(Data entries)
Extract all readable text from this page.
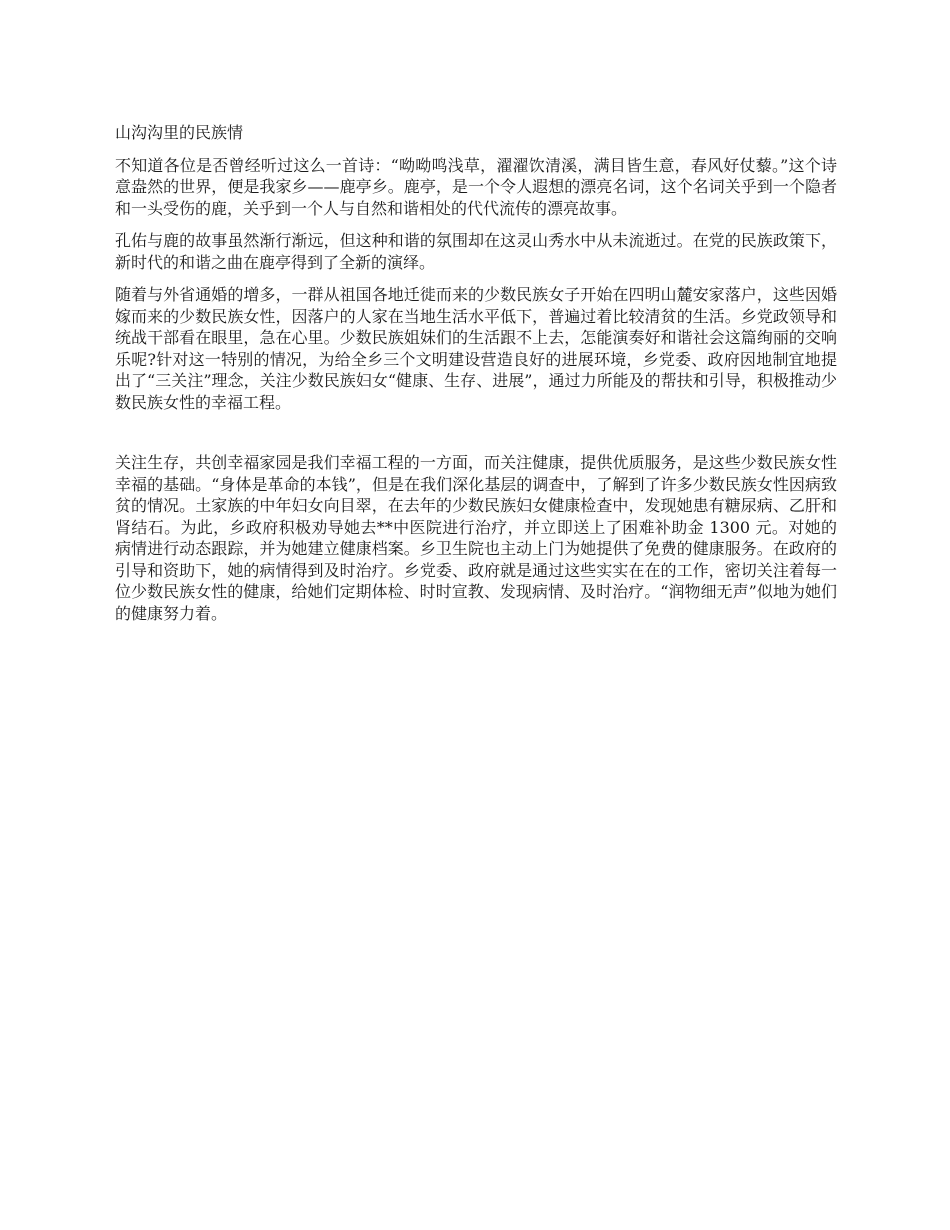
山沟沟里的民族情

不知道各位是否曾经听过这么一首诗：“呦呦鸣浅草，濯濯饮清溪，满目皆生意，春风好仗藜。”这个诗意盎然的世界，便是我家乡——鹿亭乡。鹿亭，是一个令人遐想的漂亮名词，这个名词关乎到一个隐者和一头受伤的鹿，关乎到一个人与自然和谐相处的代代流传的漂亮故事。

孔佑与鹿的故事虽然渐行渐远，但这种和谐的氛围却在这灵山秀水中从未流逝过。在党的民族政策下，新时代的和谐之曲在鹿亭得到了全新的演绎。

随着与外省通婚的增多，一群从祖国各地迁徙而来的少数民族女子开始在四明山麓安家落户，这些因婚嫁而来的少数民族女性，因落户的人家在当地生活水平低下，普遍过着比较清贫的生活。乡党政领导和统战干部看在眼里，急在心里。少数民族姐妹们的生活跟不上去，怎能演奏好和谐社会这篇绚丽的交响乐呢?针对这一特别的情况，为给全乡三个文明建设营造良好的进展环境，乡党委、政府因地制宜地提出了“三关注”理念，关注少数民族妇女“健康、生存、进展”，通过力所能及的帮扶和引导，积极推动少数民族女性的幸福工程。

关注生存，共创幸福家园是我们幸福工程的一方面，而关注健康，提供优质服务，是这些少数民族女性幸福的基础。“身体是革命的本钱”，但是在我们深化基层的调查中，了解到了许多少数民族女性因病致贫的情况。土家族的中年妇女向目翠，在去年的少数民族妇女健康检查中，发现她患有糖尿病、乙肝和肾结石。为此，乡政府积极劝导她去**中医院进行治疗，并立即送上了困难补助金 1300 元。对她的病情进行动态跟踪，并为她建立健康档案。乡卫生院也主动上门为她提供了免费的健康服务。在政府的引导和资助下，她的病情得到及时治疗。乡党委、政府就是通过这些实实在在的工作，密切关注着每一位少数民族女性的健康，给她们定期体检、时时宣教、发现病情、及时治疗。“润物细无声”似地为她们的健康努力着。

TASK BRIEF:
Your task is to return the entries above exactly, with no pictures.

RESPONSE TO THIS TASK:
Extract all readable text from this page.
山沟沟里的民族情

不知道各位是否曾经听过这么一首诗：“呦呦鸣浅草，濯濯饮清溪，满目皆生意，春风好仗藜。”这个诗意盎然的世界，便是我家乡——鹿亭乡。鹿亭，是一个令人遐想的漂亮名词，这个名词关乎到一个隐者和一头受伤的鹿，关乎到一个人与自然和谐相处的代代流传的漂亮故事。

孔佑与鹿的故事虽然渐行渐远，但这种和谐的氛围却在这灵山秀水中从未流逝过。在党的民族政策下，新时代的和谐之曲在鹿亭得到了全新的演绎。

随着与外省通婚的增多，一群从祖国各地迁徙而来的少数民族女子开始在四明山麓安家落户，这些因婚嫁而来的少数民族女性，因落户的人家在当地生活水平低下，普遍过着比较清贫的生活。乡党政领导和统战干部看在眼里，急在心里。少数民族姐妹们的生活跟不上去，怎能演奏好和谐社会这篇绚丽的交响乐呢?针对这一特别的情况，为给全乡三个文明建设营造良好的进展环境，乡党委、政府因地制宜地提出了“三关注”理念，关注少数民族妇女“健康、生存、进展”，通过力所能及的帮扶和引导，积极推动少数民族女性的幸福工程。

关注生存，共创幸福家园是我们幸福工程的一方面，而关注健康，提供优质服务，是这些少数民族女性幸福的基础。“身体是革命的本钱”，但是在我们深化基层的调查中，了解到了许多少数民族女性因病致贫的情况。土家族的中年妇女向目翠，在去年的少数民族妇女健康检查中，发现她患有糖尿病、乙肝和肾结石。为此，乡政府积极劝导她去**中医院进行治疗，并立即送上了困难补助金 1300 元。对她的病情进行动态跟踪，并为她建立健康档案。乡卫生院也主动上门为她提供了免费的健康服务。在政府的引导和资助下，她的病情得到及时治疗。乡党委、政府就是通过这些实实在在的工作，密切关注着每一位少数民族女性的健康，给她们定期体检、时时宣教、发现病情、及时治疗。“润物细无声”似地为她们的健康努力着。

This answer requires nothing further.